**Data lines**:

* Begin *

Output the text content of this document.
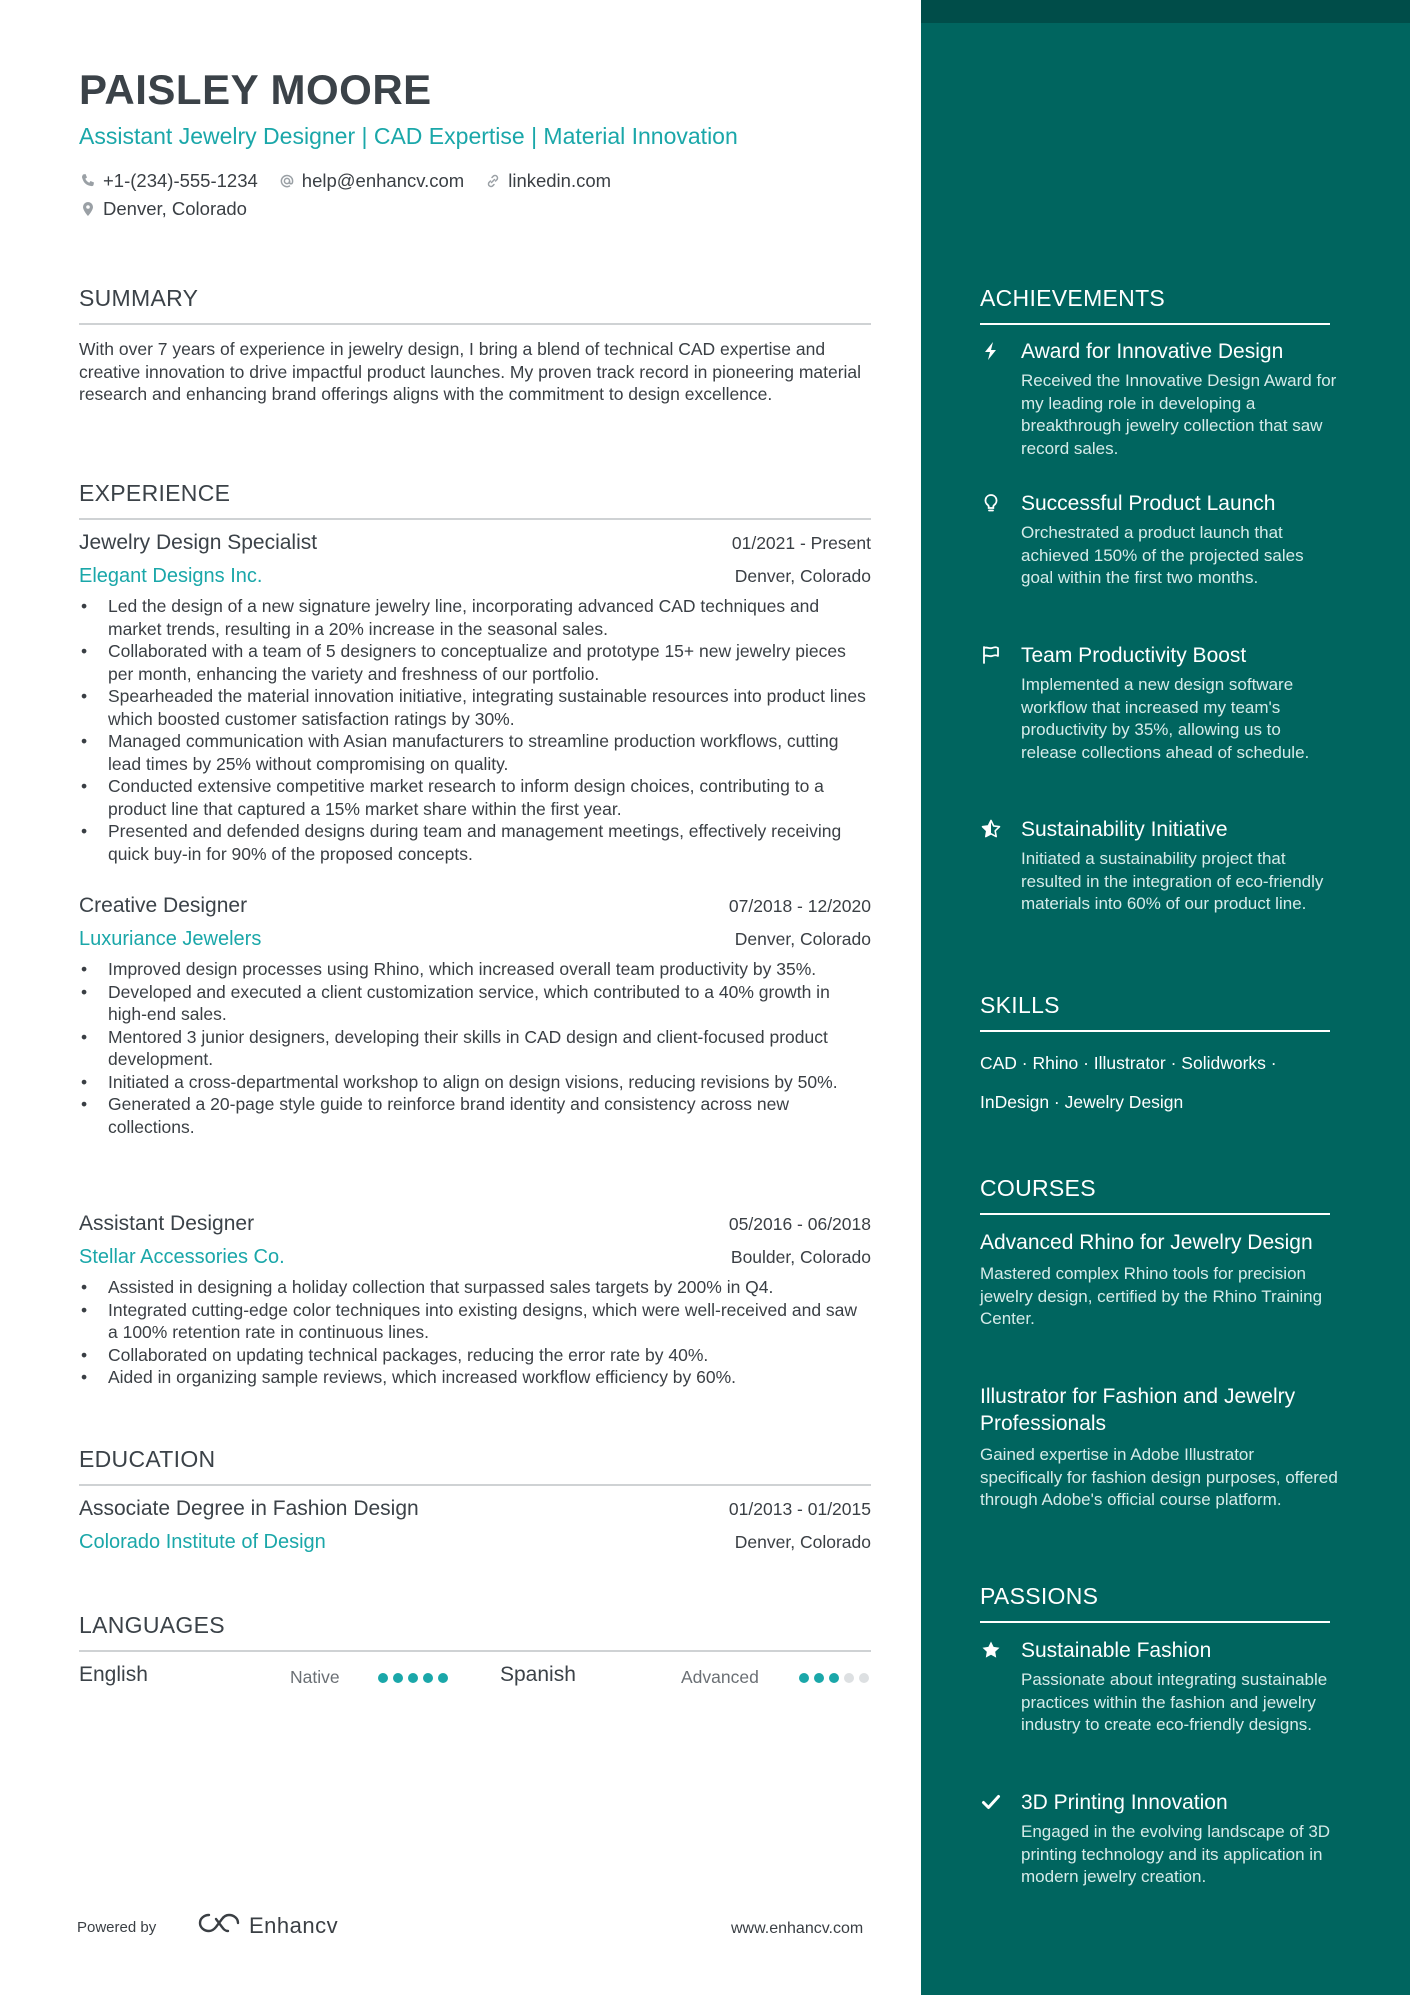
PAISLEY MOORE
Assistant Jewelry Designer | CAD Expertise | Material Innovation
+1-(234)-555-1234 help@enhancv.com linkedin.com
Denver, Colorado
SUMMARY
With over 7 years of experience in jewelry design, I bring a blend of technical CAD expertise and creative innovation to drive impactful product launches. My proven track record in pioneering material research and enhancing brand offerings aligns with the commitment to design excellence.
EXPERIENCE
Jewelry Design Specialist	01/2021 - Present
Elegant Designs Inc.	Denver, Colorado
• Led the design of a new signature jewelry line, incorporating advanced CAD techniques and market trends, resulting in a 20% increase in the seasonal sales.
• Collaborated with a team of 5 designers to conceptualize and prototype 15+ new jewelry pieces per month, enhancing the variety and freshness of our portfolio.
• Spearheaded the material innovation initiative, integrating sustainable resources into product lines which boosted customer satisfaction ratings by 30%.
• Managed communication with Asian manufacturers to streamline production workflows, cutting lead times by 25% without compromising on quality.
• Conducted extensive competitive market research to inform design choices, contributing to a product line that captured a 15% market share within the first year.
• Presented and defended designs during team and management meetings, effectively receiving quick buy-in for 90% of the proposed concepts.
Creative Designer	07/2018 - 12/2020
Luxuriance Jewelers	Denver, Colorado
• Improved design processes using Rhino, which increased overall team productivity by 35%.
• Developed and executed a client customization service, which contributed to a 40% growth in high-end sales.
• Mentored 3 junior designers, developing their skills in CAD design and client-focused product development.
• Initiated a cross-departmental workshop to align on design visions, reducing revisions by 50%.
• Generated a 20-page style guide to reinforce brand identity and consistency across new collections.
Assistant Designer	05/2016 - 06/2018
Stellar Accessories Co.	Boulder, Colorado
• Assisted in designing a holiday collection that surpassed sales targets by 200% in Q4.
• Integrated cutting-edge color techniques into existing designs, which were well-received and saw a 100% retention rate in continuous lines.
• Collaborated on updating technical packages, reducing the error rate by 40%.
• Aided in organizing sample reviews, which increased workflow efficiency by 60%.
EDUCATION
Associate Degree in Fashion Design	01/2013 - 01/2015
Colorado Institute of Design	Denver, Colorado
LANGUAGES
English	Native	Spanish	Advanced
Powered by	Enhancv	www.enhancv.com
ACHIEVEMENTS
Award for Innovative Design
Received the Innovative Design Award for my leading role in developing a breakthrough jewelry collection that saw record sales.
Successful Product Launch
Orchestrated a product launch that achieved 150% of the projected sales goal within the first two months.
Team Productivity Boost
Implemented a new design software workflow that increased my team's productivity by 35%, allowing us to release collections ahead of schedule.
Sustainability Initiative
Initiated a sustainability project that resulted in the integration of eco-friendly materials into 60% of our product line.
SKILLS
CAD · Rhino · Illustrator · Solidworks ·
InDesign · Jewelry Design
COURSES
Advanced Rhino for Jewelry Design
Mastered complex Rhino tools for precision jewelry design, certified by the Rhino Training Center.
Illustrator for Fashion and Jewelry Professionals
Gained expertise in Adobe Illustrator specifically for fashion design purposes, offered through Adobe's official course platform.
PASSIONS
Sustainable Fashion
Passionate about integrating sustainable practices within the fashion and jewelry industry to create eco-friendly designs.
3D Printing Innovation
Engaged in the evolving landscape of 3D printing technology and its application in modern jewelry creation.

* End *

**Do this**:
Copy each line above where the string "cutting" occurs.

**In response**:
• Managed communication with Asian manufacturers to streamline production workflows, cutting lead times by 25% without compromising on quality.
• Integrated cutting-edge color techniques into existing designs, which were well-received and saw a 100% retention rate in continuous lines.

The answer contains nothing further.